**GIVEN REQUEST:**
Extract the whole listing as it stands. Do not include the pictures.

**DATA FOR THIS TASK:**
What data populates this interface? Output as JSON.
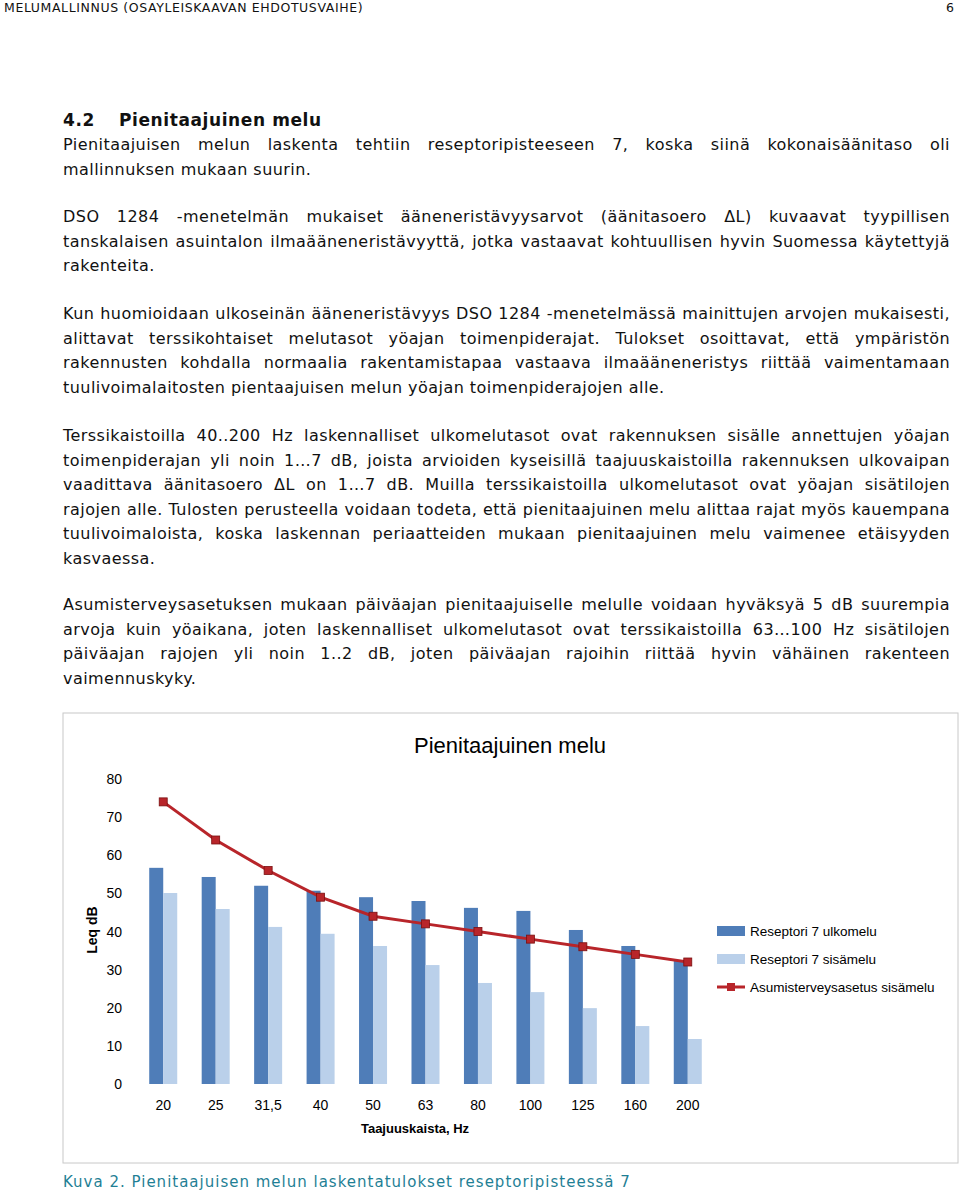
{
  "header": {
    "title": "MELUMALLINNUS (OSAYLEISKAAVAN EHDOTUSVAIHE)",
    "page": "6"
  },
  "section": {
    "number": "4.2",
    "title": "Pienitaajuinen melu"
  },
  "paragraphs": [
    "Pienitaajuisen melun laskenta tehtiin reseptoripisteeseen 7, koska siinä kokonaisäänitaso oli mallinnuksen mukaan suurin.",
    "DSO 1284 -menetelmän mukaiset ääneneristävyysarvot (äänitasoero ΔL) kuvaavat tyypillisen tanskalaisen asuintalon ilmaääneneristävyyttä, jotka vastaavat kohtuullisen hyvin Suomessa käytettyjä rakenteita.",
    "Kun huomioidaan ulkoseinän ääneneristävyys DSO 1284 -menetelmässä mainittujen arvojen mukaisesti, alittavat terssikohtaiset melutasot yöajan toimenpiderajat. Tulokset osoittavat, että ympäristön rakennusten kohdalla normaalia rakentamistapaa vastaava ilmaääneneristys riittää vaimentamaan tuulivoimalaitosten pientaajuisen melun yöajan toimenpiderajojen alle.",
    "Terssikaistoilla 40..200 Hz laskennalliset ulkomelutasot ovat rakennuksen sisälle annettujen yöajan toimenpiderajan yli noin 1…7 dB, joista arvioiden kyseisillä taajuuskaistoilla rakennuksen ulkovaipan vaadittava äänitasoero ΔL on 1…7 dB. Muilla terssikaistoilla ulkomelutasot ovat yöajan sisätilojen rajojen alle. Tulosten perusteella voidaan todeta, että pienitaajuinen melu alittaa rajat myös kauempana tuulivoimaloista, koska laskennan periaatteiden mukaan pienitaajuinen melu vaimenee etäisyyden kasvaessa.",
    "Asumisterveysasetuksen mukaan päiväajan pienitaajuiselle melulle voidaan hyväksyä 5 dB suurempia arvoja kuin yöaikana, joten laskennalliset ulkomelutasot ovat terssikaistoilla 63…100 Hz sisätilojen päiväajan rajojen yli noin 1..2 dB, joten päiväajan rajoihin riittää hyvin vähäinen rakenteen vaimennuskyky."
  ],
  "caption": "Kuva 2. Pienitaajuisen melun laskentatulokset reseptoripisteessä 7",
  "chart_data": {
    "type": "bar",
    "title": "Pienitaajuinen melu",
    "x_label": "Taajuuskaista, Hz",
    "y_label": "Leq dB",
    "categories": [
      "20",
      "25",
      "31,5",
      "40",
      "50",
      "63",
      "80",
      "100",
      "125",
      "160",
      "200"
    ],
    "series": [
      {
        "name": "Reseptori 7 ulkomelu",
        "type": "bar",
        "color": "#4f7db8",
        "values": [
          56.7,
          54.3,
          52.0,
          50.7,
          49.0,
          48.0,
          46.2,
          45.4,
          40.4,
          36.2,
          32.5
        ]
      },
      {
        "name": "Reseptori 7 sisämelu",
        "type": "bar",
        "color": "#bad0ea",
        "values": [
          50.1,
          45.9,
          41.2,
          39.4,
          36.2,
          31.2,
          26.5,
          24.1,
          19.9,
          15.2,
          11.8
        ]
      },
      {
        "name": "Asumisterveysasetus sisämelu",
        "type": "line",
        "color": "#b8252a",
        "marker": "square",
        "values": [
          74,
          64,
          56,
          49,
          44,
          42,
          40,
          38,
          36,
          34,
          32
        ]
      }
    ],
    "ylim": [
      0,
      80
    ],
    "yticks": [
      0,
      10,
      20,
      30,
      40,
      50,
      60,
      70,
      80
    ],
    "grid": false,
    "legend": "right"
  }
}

**THE RESPONSE:**
What data populates this interface? Output as JSON.
{
  "header": {
    "title": "MELUMALLINNUS (OSAYLEISKAAVAN EHDOTUSVAIHE)",
    "page": "6"
  },
  "section": {
    "number": "4.2",
    "title": "Pienitaajuinen melu"
  },
  "paragraphs": [
    "Pienitaajuisen melun laskenta tehtiin reseptoripisteeseen 7, koska siinä kokonaisäänitaso oli mallinnuksen mukaan suurin.",
    "DSO 1284 -menetelmän mukaiset ääneneristävyysarvot (äänitasoero ΔL) kuvaavat tyypillisen tanskalaisen asuintalon ilmaääneneristävyyttä, jotka vastaavat kohtuullisen hyvin Suomessa käytettyjä rakenteita.",
    "Kun huomioidaan ulkoseinän ääneneristävyys DSO 1284 -menetelmässä mainittujen arvojen mukaisesti, alittavat terssikohtaiset melutasot yöajan toimenpiderajat. Tulokset osoittavat, että ympäristön rakennusten kohdalla normaalia rakentamistapaa vastaava ilmaääneneristys riittää vaimentamaan tuulivoimalaitosten pientaajuisen melun yöajan toimenpiderajojen alle.",
    "Terssikaistoilla 40..200 Hz laskennalliset ulkomelutasot ovat rakennuksen sisälle annettujen yöajan toimenpiderajan yli noin 1…7 dB, joista arvioiden kyseisillä taajuuskaistoilla rakennuksen ulkovaipan vaadittava äänitasoero ΔL on 1…7 dB. Muilla terssikaistoilla ulkomelutasot ovat yöajan sisätilojen rajojen alle. Tulosten perusteella voidaan todeta, että pienitaajuinen melu alittaa rajat myös kauempana tuulivoimaloista, koska laskennan periaatteiden mukaan pienitaajuinen melu vaimenee etäisyyden kasvaessa.",
    "Asumisterveysasetuksen mukaan päiväajan pienitaajuiselle melulle voidaan hyväksyä 5 dB suurempia arvoja kuin yöaikana, joten laskennalliset ulkomelutasot ovat terssikaistoilla 63…100 Hz sisätilojen päiväajan rajojen yli noin 1..2 dB, joten päiväajan rajoihin riittää hyvin vähäinen rakenteen vaimennuskyky."
  ],
  "caption": "Kuva 2. Pienitaajuisen melun laskentatulokset reseptoripisteessä 7",
  "chart_data": {
    "type": "bar",
    "title": "Pienitaajuinen melu",
    "x_label": "Taajuuskaista, Hz",
    "y_label": "Leq dB",
    "categories": [
      "20",
      "25",
      "31,5",
      "40",
      "50",
      "63",
      "80",
      "100",
      "125",
      "160",
      "200"
    ],
    "series": [
      {
        "name": "Reseptori 7 ulkomelu",
        "type": "bar",
        "color": "#4f7db8",
        "values": [
          56.7,
          54.3,
          52.0,
          50.7,
          49.0,
          48.0,
          46.2,
          45.4,
          40.4,
          36.2,
          32.5
        ]
      },
      {
        "name": "Reseptori 7 sisämelu",
        "type": "bar",
        "color": "#bad0ea",
        "values": [
          50.1,
          45.9,
          41.2,
          39.4,
          36.2,
          31.2,
          26.5,
          24.1,
          19.9,
          15.2,
          11.8
        ]
      },
      {
        "name": "Asumisterveysasetus sisämelu",
        "type": "line",
        "color": "#b8252a",
        "marker": "square",
        "values": [
          74,
          64,
          56,
          49,
          44,
          42,
          40,
          38,
          36,
          34,
          32
        ]
      }
    ],
    "ylim": [
      0,
      80
    ],
    "yticks": [
      0,
      10,
      20,
      30,
      40,
      50,
      60,
      70,
      80
    ],
    "grid": false,
    "legend": "right"
  }
}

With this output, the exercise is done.